[Start Listing]

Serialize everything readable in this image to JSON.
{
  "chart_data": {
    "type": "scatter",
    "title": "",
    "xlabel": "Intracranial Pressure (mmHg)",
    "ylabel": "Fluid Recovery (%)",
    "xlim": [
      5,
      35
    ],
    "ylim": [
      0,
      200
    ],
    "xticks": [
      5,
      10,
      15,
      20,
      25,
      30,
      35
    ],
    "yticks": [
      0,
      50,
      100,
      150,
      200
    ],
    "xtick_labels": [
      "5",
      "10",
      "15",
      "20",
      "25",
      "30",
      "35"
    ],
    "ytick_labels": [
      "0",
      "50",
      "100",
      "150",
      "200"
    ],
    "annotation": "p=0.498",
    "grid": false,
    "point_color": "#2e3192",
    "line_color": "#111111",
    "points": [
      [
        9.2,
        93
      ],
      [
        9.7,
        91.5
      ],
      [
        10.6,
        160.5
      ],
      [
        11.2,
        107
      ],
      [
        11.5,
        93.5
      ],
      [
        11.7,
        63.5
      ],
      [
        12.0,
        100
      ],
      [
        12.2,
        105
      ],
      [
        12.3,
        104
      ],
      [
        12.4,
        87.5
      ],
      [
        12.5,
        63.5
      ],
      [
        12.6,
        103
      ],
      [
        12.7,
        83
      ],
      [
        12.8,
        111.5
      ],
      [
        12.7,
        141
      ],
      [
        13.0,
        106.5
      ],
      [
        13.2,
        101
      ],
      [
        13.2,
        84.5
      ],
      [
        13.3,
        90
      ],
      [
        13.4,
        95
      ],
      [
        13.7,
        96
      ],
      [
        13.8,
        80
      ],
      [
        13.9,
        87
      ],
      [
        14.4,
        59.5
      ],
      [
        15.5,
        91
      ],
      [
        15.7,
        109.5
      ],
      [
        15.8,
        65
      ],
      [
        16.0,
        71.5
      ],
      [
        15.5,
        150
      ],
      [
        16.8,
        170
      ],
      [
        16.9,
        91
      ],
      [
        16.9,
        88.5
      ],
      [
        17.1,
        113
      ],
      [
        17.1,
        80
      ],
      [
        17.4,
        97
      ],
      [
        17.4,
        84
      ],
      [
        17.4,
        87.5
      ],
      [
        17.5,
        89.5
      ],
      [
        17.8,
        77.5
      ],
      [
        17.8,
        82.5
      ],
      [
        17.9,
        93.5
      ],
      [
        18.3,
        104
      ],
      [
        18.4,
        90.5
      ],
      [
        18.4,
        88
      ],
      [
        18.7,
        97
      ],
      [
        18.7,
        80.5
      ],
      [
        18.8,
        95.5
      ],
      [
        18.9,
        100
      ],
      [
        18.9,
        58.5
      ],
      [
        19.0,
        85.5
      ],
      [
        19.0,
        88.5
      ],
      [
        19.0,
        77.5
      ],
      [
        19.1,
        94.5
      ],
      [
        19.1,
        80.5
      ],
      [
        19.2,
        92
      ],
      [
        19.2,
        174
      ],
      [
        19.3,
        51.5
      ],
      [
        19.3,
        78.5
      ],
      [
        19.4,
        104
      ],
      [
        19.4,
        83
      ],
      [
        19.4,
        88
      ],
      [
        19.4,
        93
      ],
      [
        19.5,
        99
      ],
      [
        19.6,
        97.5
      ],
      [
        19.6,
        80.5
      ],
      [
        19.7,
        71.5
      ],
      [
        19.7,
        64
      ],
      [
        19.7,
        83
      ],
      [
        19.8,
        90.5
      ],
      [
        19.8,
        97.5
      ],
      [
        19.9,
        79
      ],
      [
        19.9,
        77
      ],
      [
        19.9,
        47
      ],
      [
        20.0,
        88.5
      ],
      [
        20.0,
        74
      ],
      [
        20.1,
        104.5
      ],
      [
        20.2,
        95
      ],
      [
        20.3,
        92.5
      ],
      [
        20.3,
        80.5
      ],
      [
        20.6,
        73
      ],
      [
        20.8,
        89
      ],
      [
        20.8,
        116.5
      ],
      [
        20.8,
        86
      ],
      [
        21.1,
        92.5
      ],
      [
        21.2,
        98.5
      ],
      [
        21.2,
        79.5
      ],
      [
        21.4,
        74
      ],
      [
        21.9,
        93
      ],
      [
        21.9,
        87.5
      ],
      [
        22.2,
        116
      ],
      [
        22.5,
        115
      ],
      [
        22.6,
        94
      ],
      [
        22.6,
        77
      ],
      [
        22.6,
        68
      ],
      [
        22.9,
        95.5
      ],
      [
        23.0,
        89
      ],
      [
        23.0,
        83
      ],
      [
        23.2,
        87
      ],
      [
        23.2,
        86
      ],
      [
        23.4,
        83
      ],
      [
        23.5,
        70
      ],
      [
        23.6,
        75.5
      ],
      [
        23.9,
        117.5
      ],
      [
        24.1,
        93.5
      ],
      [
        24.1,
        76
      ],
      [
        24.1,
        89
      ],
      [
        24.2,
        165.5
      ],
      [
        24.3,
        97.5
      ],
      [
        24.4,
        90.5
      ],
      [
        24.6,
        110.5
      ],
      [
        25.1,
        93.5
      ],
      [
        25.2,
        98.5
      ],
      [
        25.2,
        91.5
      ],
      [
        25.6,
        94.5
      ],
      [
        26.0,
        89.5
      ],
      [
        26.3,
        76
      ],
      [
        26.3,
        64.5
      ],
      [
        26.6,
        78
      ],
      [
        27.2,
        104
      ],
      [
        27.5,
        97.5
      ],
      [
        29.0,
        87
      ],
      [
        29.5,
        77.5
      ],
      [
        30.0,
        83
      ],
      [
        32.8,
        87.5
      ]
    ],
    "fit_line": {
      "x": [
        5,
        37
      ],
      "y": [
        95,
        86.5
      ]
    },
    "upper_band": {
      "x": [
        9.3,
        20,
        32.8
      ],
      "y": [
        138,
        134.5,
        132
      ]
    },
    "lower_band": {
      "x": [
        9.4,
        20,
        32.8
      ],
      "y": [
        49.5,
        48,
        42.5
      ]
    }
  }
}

[End Listing]

# Exercise
Every record above must be duplicated exactly.

# Answer in full
Serialize everything readable in this image to JSON.
{
  "chart_data": {
    "type": "scatter",
    "title": "",
    "xlabel": "Intracranial Pressure (mmHg)",
    "ylabel": "Fluid Recovery (%)",
    "xlim": [
      5,
      35
    ],
    "ylim": [
      0,
      200
    ],
    "xticks": [
      5,
      10,
      15,
      20,
      25,
      30,
      35
    ],
    "yticks": [
      0,
      50,
      100,
      150,
      200
    ],
    "xtick_labels": [
      "5",
      "10",
      "15",
      "20",
      "25",
      "30",
      "35"
    ],
    "ytick_labels": [
      "0",
      "50",
      "100",
      "150",
      "200"
    ],
    "annotation": "p=0.498",
    "grid": false,
    "point_color": "#2e3192",
    "line_color": "#111111",
    "points": [
      [
        9.2,
        93
      ],
      [
        9.7,
        91.5
      ],
      [
        10.6,
        160.5
      ],
      [
        11.2,
        107
      ],
      [
        11.5,
        93.5
      ],
      [
        11.7,
        63.5
      ],
      [
        12.0,
        100
      ],
      [
        12.2,
        105
      ],
      [
        12.3,
        104
      ],
      [
        12.4,
        87.5
      ],
      [
        12.5,
        63.5
      ],
      [
        12.6,
        103
      ],
      [
        12.7,
        83
      ],
      [
        12.8,
        111.5
      ],
      [
        12.7,
        141
      ],
      [
        13.0,
        106.5
      ],
      [
        13.2,
        101
      ],
      [
        13.2,
        84.5
      ],
      [
        13.3,
        90
      ],
      [
        13.4,
        95
      ],
      [
        13.7,
        96
      ],
      [
        13.8,
        80
      ],
      [
        13.9,
        87
      ],
      [
        14.4,
        59.5
      ],
      [
        15.5,
        91
      ],
      [
        15.7,
        109.5
      ],
      [
        15.8,
        65
      ],
      [
        16.0,
        71.5
      ],
      [
        15.5,
        150
      ],
      [
        16.8,
        170
      ],
      [
        16.9,
        91
      ],
      [
        16.9,
        88.5
      ],
      [
        17.1,
        113
      ],
      [
        17.1,
        80
      ],
      [
        17.4,
        97
      ],
      [
        17.4,
        84
      ],
      [
        17.4,
        87.5
      ],
      [
        17.5,
        89.5
      ],
      [
        17.8,
        77.5
      ],
      [
        17.8,
        82.5
      ],
      [
        17.9,
        93.5
      ],
      [
        18.3,
        104
      ],
      [
        18.4,
        90.5
      ],
      [
        18.4,
        88
      ],
      [
        18.7,
        97
      ],
      [
        18.7,
        80.5
      ],
      [
        18.8,
        95.5
      ],
      [
        18.9,
        100
      ],
      [
        18.9,
        58.5
      ],
      [
        19.0,
        85.5
      ],
      [
        19.0,
        88.5
      ],
      [
        19.0,
        77.5
      ],
      [
        19.1,
        94.5
      ],
      [
        19.1,
        80.5
      ],
      [
        19.2,
        92
      ],
      [
        19.2,
        174
      ],
      [
        19.3,
        51.5
      ],
      [
        19.3,
        78.5
      ],
      [
        19.4,
        104
      ],
      [
        19.4,
        83
      ],
      [
        19.4,
        88
      ],
      [
        19.4,
        93
      ],
      [
        19.5,
        99
      ],
      [
        19.6,
        97.5
      ],
      [
        19.6,
        80.5
      ],
      [
        19.7,
        71.5
      ],
      [
        19.7,
        64
      ],
      [
        19.7,
        83
      ],
      [
        19.8,
        90.5
      ],
      [
        19.8,
        97.5
      ],
      [
        19.9,
        79
      ],
      [
        19.9,
        77
      ],
      [
        19.9,
        47
      ],
      [
        20.0,
        88.5
      ],
      [
        20.0,
        74
      ],
      [
        20.1,
        104.5
      ],
      [
        20.2,
        95
      ],
      [
        20.3,
        92.5
      ],
      [
        20.3,
        80.5
      ],
      [
        20.6,
        73
      ],
      [
        20.8,
        89
      ],
      [
        20.8,
        116.5
      ],
      [
        20.8,
        86
      ],
      [
        21.1,
        92.5
      ],
      [
        21.2,
        98.5
      ],
      [
        21.2,
        79.5
      ],
      [
        21.4,
        74
      ],
      [
        21.9,
        93
      ],
      [
        21.9,
        87.5
      ],
      [
        22.2,
        116
      ],
      [
        22.5,
        115
      ],
      [
        22.6,
        94
      ],
      [
        22.6,
        77
      ],
      [
        22.6,
        68
      ],
      [
        22.9,
        95.5
      ],
      [
        23.0,
        89
      ],
      [
        23.0,
        83
      ],
      [
        23.2,
        87
      ],
      [
        23.2,
        86
      ],
      [
        23.4,
        83
      ],
      [
        23.5,
        70
      ],
      [
        23.6,
        75.5
      ],
      [
        23.9,
        117.5
      ],
      [
        24.1,
        93.5
      ],
      [
        24.1,
        76
      ],
      [
        24.1,
        89
      ],
      [
        24.2,
        165.5
      ],
      [
        24.3,
        97.5
      ],
      [
        24.4,
        90.5
      ],
      [
        24.6,
        110.5
      ],
      [
        25.1,
        93.5
      ],
      [
        25.2,
        98.5
      ],
      [
        25.2,
        91.5
      ],
      [
        25.6,
        94.5
      ],
      [
        26.0,
        89.5
      ],
      [
        26.3,
        76
      ],
      [
        26.3,
        64.5
      ],
      [
        26.6,
        78
      ],
      [
        27.2,
        104
      ],
      [
        27.5,
        97.5
      ],
      [
        29.0,
        87
      ],
      [
        29.5,
        77.5
      ],
      [
        30.0,
        83
      ],
      [
        32.8,
        87.5
      ]
    ],
    "fit_line": {
      "x": [
        5,
        37
      ],
      "y": [
        95,
        86.5
      ]
    },
    "upper_band": {
      "x": [
        9.3,
        20,
        32.8
      ],
      "y": [
        138,
        134.5,
        132
      ]
    },
    "lower_band": {
      "x": [
        9.4,
        20,
        32.8
      ],
      "y": [
        49.5,
        48,
        42.5
      ]
    }
  }
}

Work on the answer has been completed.